[SELECTED EXTRACT]
------------------------------------

3.4 Further Assurances. The Company and the Investor shall, upon request, on or after the
Closing Date, cooperate with each other (specifically, the Company shall cooperate with the
Investor, and the Investor shall cooperate with the Company) by furnishing any additional
information, executing and delivering any additional documents and/or other instruments and
doing any and all such things as may be reasonably required by the parties or their counsel to
consummate or otherwise implement the transactions contemplated by this Agreement.
3.5 Waiver. The Investor may waive any of the requirements of Section 3.2 of this
Agreement, and the Company at its discretion may waive any of the provisions of Section 3.3 of this
Agreement. The Investor may also waive any of the requirements of the Company under the Escrow
Agreement.
ARTICLE IV
REPRESENTATIONS AND WARRANTIES OF
CANEUM, INC.
CANEUM, INC.
The Company represents and warrants to the Investor as of the date hereof and as of Closing
(which warranties and representations shall survive the Closing regardless of what examinations,
inspections, audits and other investigations the Investor has heretofore made or may hereinafter
make with respect to such warranties and representations) as follows:
4.1 Organization and Qualification. The Company is a corporation duly organized, validly
existing and in good standing under the laws of the State of Nevada, and has the requisite
corporate power and authority to own, lease and operate its properties and to carry on its business
as it is now being conducted and is duly qualified to do business in any other jurisdiction by
virtue of the nature of the businesses conducted by it or the ownership or leasing of its
properties, except where the failure to be so qualified will not, when taken together with all
other such failures, have a Material Adverse Effect on the business, operations, properties,
assets, financial condition or results of operation of the Company and its subsidiaries taken as a
whole.

------------------------------------

[EXTRACTED RECORDS]
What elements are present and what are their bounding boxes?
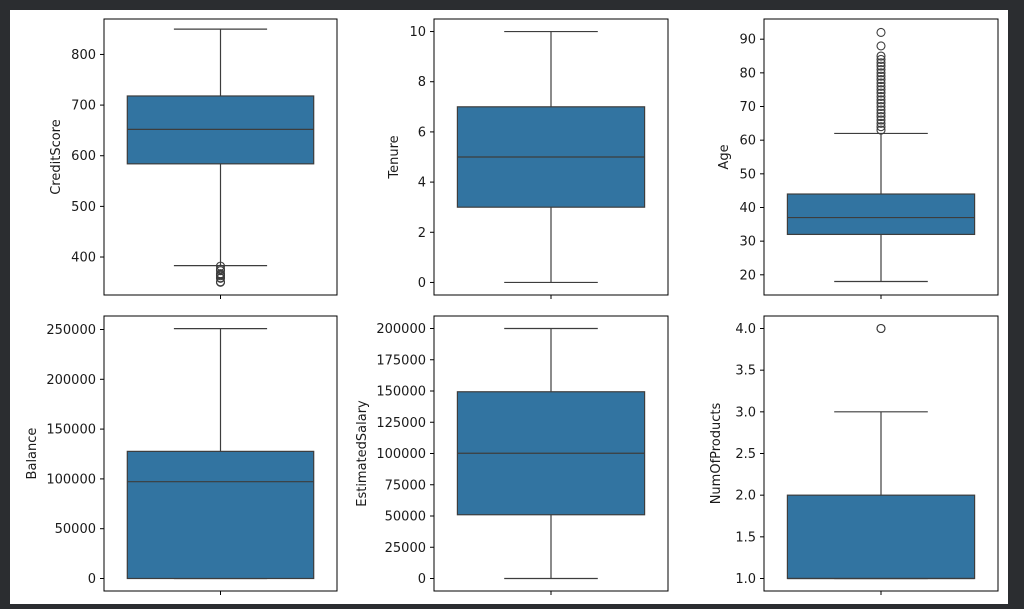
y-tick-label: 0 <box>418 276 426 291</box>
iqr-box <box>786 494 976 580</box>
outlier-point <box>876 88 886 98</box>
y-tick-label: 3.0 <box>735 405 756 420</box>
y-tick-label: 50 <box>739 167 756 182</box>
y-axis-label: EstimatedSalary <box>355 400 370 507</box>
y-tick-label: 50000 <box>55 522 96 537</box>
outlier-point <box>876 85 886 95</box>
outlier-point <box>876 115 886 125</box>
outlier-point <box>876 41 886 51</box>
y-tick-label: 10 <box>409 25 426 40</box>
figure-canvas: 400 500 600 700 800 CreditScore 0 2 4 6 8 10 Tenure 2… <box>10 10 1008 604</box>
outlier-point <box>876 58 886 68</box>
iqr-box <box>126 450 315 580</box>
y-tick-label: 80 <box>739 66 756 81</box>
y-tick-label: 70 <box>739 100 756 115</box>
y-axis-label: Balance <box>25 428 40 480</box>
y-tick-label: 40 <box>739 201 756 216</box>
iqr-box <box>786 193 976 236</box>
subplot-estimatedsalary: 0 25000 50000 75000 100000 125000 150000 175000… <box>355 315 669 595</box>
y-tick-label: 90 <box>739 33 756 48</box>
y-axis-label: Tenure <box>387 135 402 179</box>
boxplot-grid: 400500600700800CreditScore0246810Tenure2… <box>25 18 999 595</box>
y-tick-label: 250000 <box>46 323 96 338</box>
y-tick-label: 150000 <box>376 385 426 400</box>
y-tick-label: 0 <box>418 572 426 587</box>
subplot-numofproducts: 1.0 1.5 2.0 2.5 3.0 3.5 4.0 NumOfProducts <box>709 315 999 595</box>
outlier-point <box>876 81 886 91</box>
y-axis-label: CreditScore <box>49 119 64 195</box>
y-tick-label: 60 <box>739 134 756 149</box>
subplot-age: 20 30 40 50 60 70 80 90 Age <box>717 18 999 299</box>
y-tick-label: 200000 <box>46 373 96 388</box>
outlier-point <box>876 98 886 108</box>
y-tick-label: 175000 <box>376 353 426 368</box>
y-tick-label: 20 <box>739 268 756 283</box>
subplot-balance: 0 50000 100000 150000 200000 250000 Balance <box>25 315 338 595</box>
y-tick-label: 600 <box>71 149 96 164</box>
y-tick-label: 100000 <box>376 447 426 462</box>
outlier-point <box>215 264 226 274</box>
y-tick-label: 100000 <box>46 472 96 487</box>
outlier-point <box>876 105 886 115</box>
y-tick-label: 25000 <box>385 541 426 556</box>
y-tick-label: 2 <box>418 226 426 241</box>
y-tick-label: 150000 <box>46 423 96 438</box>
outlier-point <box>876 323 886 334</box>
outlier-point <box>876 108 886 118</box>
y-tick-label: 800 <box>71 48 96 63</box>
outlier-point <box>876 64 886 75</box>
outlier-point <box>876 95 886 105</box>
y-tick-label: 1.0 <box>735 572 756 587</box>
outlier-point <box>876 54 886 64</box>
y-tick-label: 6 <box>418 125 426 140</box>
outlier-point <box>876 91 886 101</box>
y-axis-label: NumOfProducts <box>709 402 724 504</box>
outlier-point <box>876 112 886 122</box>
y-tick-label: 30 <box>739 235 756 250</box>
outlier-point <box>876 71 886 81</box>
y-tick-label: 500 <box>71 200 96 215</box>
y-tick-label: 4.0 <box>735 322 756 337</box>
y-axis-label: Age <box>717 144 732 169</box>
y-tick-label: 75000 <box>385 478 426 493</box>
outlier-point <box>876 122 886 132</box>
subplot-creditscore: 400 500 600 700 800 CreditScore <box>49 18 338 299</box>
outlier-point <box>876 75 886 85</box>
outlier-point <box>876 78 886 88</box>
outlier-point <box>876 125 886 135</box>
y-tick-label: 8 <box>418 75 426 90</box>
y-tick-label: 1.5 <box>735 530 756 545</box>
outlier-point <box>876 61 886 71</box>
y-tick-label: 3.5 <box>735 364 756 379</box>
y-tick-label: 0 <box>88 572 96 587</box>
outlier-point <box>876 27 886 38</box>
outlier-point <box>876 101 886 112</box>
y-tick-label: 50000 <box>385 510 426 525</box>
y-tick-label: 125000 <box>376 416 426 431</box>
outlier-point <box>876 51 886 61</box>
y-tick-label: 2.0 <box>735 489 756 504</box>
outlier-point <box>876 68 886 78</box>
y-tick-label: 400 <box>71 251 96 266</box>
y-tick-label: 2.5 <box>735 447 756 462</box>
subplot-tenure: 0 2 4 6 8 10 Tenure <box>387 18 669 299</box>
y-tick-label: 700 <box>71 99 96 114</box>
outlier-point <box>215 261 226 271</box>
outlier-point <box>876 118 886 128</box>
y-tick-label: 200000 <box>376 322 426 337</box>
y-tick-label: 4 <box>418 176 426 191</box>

------------------------------------

[THE TASKS]
1) In the Caneum agreement excerpt, under the laws of which state is the Company organized?
2) For each statement, say whether it agrees with the Caneum agreement excerpt, and quote the words that decide it.
(a) The Company may waive any of the requirements of Section 3.2.
(b) The Company's representations and warranties survive the Closing.
(c) The Investor may waive requirements of the Company under the Escrow Agreement.
3) Write the next part of the Caneum agreement excerpt, picking up after its last sentence.

[RESULTS BY TASK]
1) Nevada.

2)
(a) No: "The Investor may waive any of the requirements of Section 3.2 of this Agreement"
(b) Yes: "which warranties and representations shall survive the Closing"
(c) Yes: "The Investor may also waive any of the requirements of the Company under the Escrow Agreement."

3)
4.2 Articles of Incorporation and By-Laws. The complete and correct copies of the
Company’s Articles and By-Laws, as amended or restated to date which have been filed with the
Securities and Exchange Commission are a complete and correct copy of such document as in effect
on the date hereof and as of the Closing Date.
4.3 Capitalization.
4.3.1 The authorized and outstanding capital stock of the Company is set forth in the
Company’s Annual Report on Form 10-KSB, filed on March 31, 2005 with the Securities and Exchange
Commission and updated on all subsequent SEC Documents. All shares of capital stock have been duly
authorized and are validly issued, and are fully paid and nonassessable, and free of preemptive
rights.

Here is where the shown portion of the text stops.